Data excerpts

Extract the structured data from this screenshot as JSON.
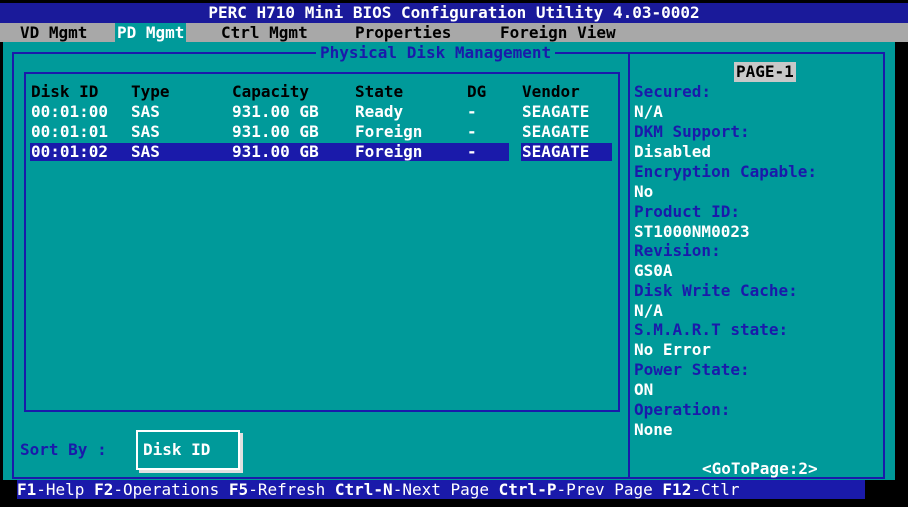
{
  "app": {
    "title": "PERC H710 Mini BIOS Configuration Utility 4.03-0002"
  },
  "menu": [
    {
      "label": "VD Mgmt"
    },
    {
      "label": "PD Mgmt"
    },
    {
      "label": "Ctrl Mgmt"
    },
    {
      "label": "Properties"
    },
    {
      "label": "Foreign View"
    }
  ],
  "panel": {
    "title": "Physical Disk Management"
  },
  "table": {
    "columns": [
      "Disk ID",
      "Type",
      "Capacity",
      "State",
      "DG",
      "Vendor"
    ],
    "rows": [
      [
        "00:01:00",
        "SAS",
        "931.00 GB",
        "Ready",
        "-",
        "SEAGATE"
      ],
      [
        "00:01:01",
        "SAS",
        "931.00 GB",
        "Foreign",
        "-",
        "SEAGATE"
      ],
      [
        "00:01:02",
        "SAS",
        "931.00 GB",
        "Foreign",
        "-",
        "SEAGATE"
      ]
    ],
    "selected_row": 2
  },
  "sort": {
    "label": "Sort By :",
    "value": "Disk ID"
  },
  "properties": {
    "page": "PAGE-1",
    "items": [
      {
        "label": "Secured:",
        "value": "N/A"
      },
      {
        "label": "DKM Support:",
        "value": "Disabled"
      },
      {
        "label": "Encryption Capable:",
        "value": "No"
      },
      {
        "label": "Product ID:",
        "value": "ST1000NM0023"
      },
      {
        "label": "Revision:",
        "value": "GS0A"
      },
      {
        "label": "Disk Write Cache:",
        "value": "N/A"
      },
      {
        "label": "S.M.A.R.T state:",
        "value": "No Error"
      },
      {
        "label": "Power State:",
        "value": "ON"
      },
      {
        "label": "Operation:",
        "value": "None"
      }
    ],
    "goto": "<GoToPage:2>"
  },
  "status": [
    {
      "key": "F1",
      "text": "-Help "
    },
    {
      "key": "F2",
      "text": "-Operations "
    },
    {
      "key": "F5",
      "text": "-Refresh "
    },
    {
      "key": "Ctrl-N",
      "text": "-Next Page "
    },
    {
      "key": "Ctrl-P",
      "text": "-Prev Page "
    },
    {
      "key": "F12",
      "text": "-Ctlr"
    }
  ],
  "colors": {
    "background": "#009a9a",
    "accent": "#1a1aaa",
    "titlebar": "#1a1a9a",
    "menubar": "#a8a8a8"
  }
}
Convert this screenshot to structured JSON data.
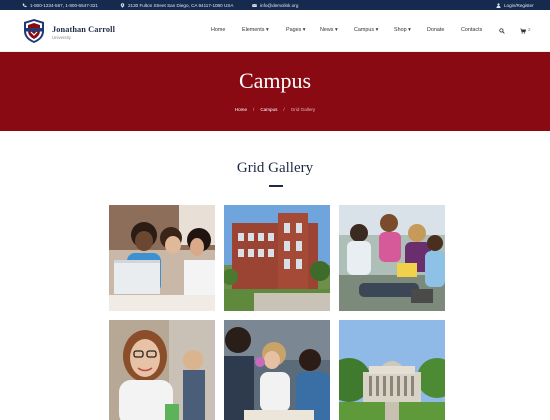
{
  "topbar": {
    "phone": "1-800-1234-567, 1-800-6547-321",
    "address": "2130 Fulton Street San Diego, CA 94117-1080 USA",
    "email": "info@demolink.org",
    "login": "Login/Register"
  },
  "brand": {
    "name": "Jonathan Carroll",
    "subtitle": "University"
  },
  "nav": {
    "items": [
      {
        "label": "Home"
      },
      {
        "label": "Elements"
      },
      {
        "label": "Pages"
      },
      {
        "label": "News"
      },
      {
        "label": "Campus"
      },
      {
        "label": "Shop"
      },
      {
        "label": "Donate"
      },
      {
        "label": "Contacts"
      }
    ],
    "cart_count": "2"
  },
  "banner": {
    "title": "Campus",
    "breadcrumb": [
      "Home",
      "Campus",
      "Grid Gallery"
    ],
    "separator": "/",
    "color": "#8a0a14"
  },
  "section": {
    "title": "Grid Gallery"
  },
  "colors": {
    "topbar": "#162a4f",
    "accent": "#8a0a14",
    "heading": "#1e2a44"
  },
  "icons": [
    "phone-icon",
    "location-icon",
    "mail-icon",
    "user-icon",
    "search-icon",
    "cart-icon",
    "shield-logo-icon"
  ],
  "gallery": [
    {
      "subject": "students-laptop-photo"
    },
    {
      "subject": "brick-building-photo"
    },
    {
      "subject": "students-outdoors-photo"
    },
    {
      "subject": "girl-glasses-photo"
    },
    {
      "subject": "students-studying-photo"
    },
    {
      "subject": "domed-building-photo"
    }
  ]
}
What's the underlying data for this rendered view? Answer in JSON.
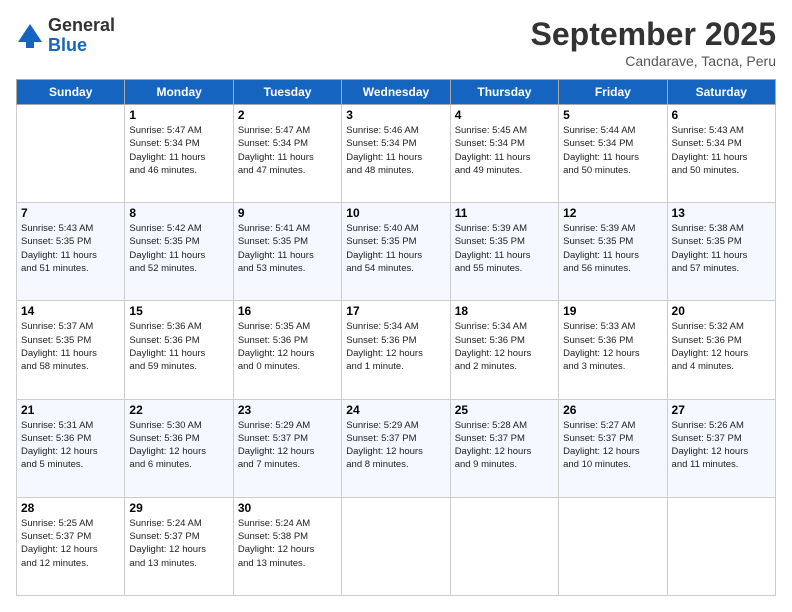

Instructions for the task: Repeat the material above word for word, please, apart from its images.

Written answer:
Extract the structured data from this screenshot as JSON.
{
  "app": {
    "title": "PERC H710 Mini BIOS Configuration Utility 4.03-0002"
  },
  "menu": [
    {
      "label": "VD Mgmt"
    },
    {
      "label": "PD Mgmt"
    },
    {
      "label": "Ctrl Mgmt"
    },
    {
      "label": "Properties"
    },
    {
      "label": "Foreign View"
    }
  ],
  "panel": {
    "title": "Physical Disk Management"
  },
  "table": {
    "columns": [
      "Disk ID",
      "Type",
      "Capacity",
      "State",
      "DG",
      "Vendor"
    ],
    "rows": [
      [
        "00:01:00",
        "SAS",
        "931.00 GB",
        "Ready",
        "-",
        "SEAGATE"
      ],
      [
        "00:01:01",
        "SAS",
        "931.00 GB",
        "Foreign",
        "-",
        "SEAGATE"
      ],
      [
        "00:01:02",
        "SAS",
        "931.00 GB",
        "Foreign",
        "-",
        "SEAGATE"
      ]
    ],
    "selected_row": 2
  },
  "sort": {
    "label": "Sort By :",
    "value": "Disk ID"
  },
  "properties": {
    "page": "PAGE-1",
    "items": [
      {
        "label": "Secured:",
        "value": "N/A"
      },
      {
        "label": "DKM Support:",
        "value": "Disabled"
      },
      {
        "label": "Encryption Capable:",
        "value": "No"
      },
      {
        "label": "Product ID:",
        "value": "ST1000NM0023"
      },
      {
        "label": "Revision:",
        "value": "GS0A"
      },
      {
        "label": "Disk Write Cache:",
        "value": "N/A"
      },
      {
        "label": "S.M.A.R.T state:",
        "value": "No Error"
      },
      {
        "label": "Power State:",
        "value": "ON"
      },
      {
        "label": "Operation:",
        "value": "None"
      }
    ],
    "goto": "<GoToPage:2>"
  },
  "status": [
    {
      "key": "F1",
      "text": "-Help "
    },
    {
      "key": "F2",
      "text": "-Operations "
    },
    {
      "key": "F5",
      "text": "-Refresh "
    },
    {
      "key": "Ctrl-N",
      "text": "-Next Page "
    },
    {
      "key": "Ctrl-P",
      "text": "-Prev Page "
    },
    {
      "key": "F12",
      "text": "-Ctlr"
    }
  ],
  "colors": {
    "background": "#009a9a",
    "accent": "#1a1aaa",
    "titlebar": "#1a1a9a",
    "menubar": "#a8a8a8"
  }
}
Convert this screenshot to structured JSON data.
{
  "topbar": {
    "phone": "1-800-1234-567, 1-800-6547-321",
    "address": "2130 Fulton Street San Diego, CA 94117-1080 USA",
    "email": "info@demolink.org",
    "login": "Login/Register"
  },
  "brand": {
    "name": "Jonathan Carroll",
    "subtitle": "University"
  },
  "nav": {
    "items": [
      {
        "label": "Home"
      },
      {
        "label": "Elements"
      },
      {
        "label": "Pages"
      },
      {
        "label": "News"
      },
      {
        "label": "Campus"
      },
      {
        "label": "Shop"
      },
      {
        "label": "Donate"
      },
      {
        "label": "Contacts"
      }
    ],
    "cart_count": "2"
  },
  "banner": {
    "title": "Campus",
    "breadcrumb": [
      "Home",
      "Campus",
      "Grid Gallery"
    ],
    "separator": "/",
    "color": "#8a0a14"
  },
  "section": {
    "title": "Grid Gallery"
  },
  "colors": {
    "topbar": "#162a4f",
    "accent": "#8a0a14",
    "heading": "#1e2a44"
  },
  "icons": [
    "phone-icon",
    "location-icon",
    "mail-icon",
    "user-icon",
    "search-icon",
    "cart-icon",
    "shield-logo-icon"
  ],
  "gallery": [
    {
      "subject": "students-laptop-photo"
    },
    {
      "subject": "brick-building-photo"
    },
    {
      "subject": "students-outdoors-photo"
    },
    {
      "subject": "girl-glasses-photo"
    },
    {
      "subject": "students-studying-photo"
    },
    {
      "subject": "domed-building-photo"
    }
  ]
}
What's the underlying data for this rendered view? Answer in JSON.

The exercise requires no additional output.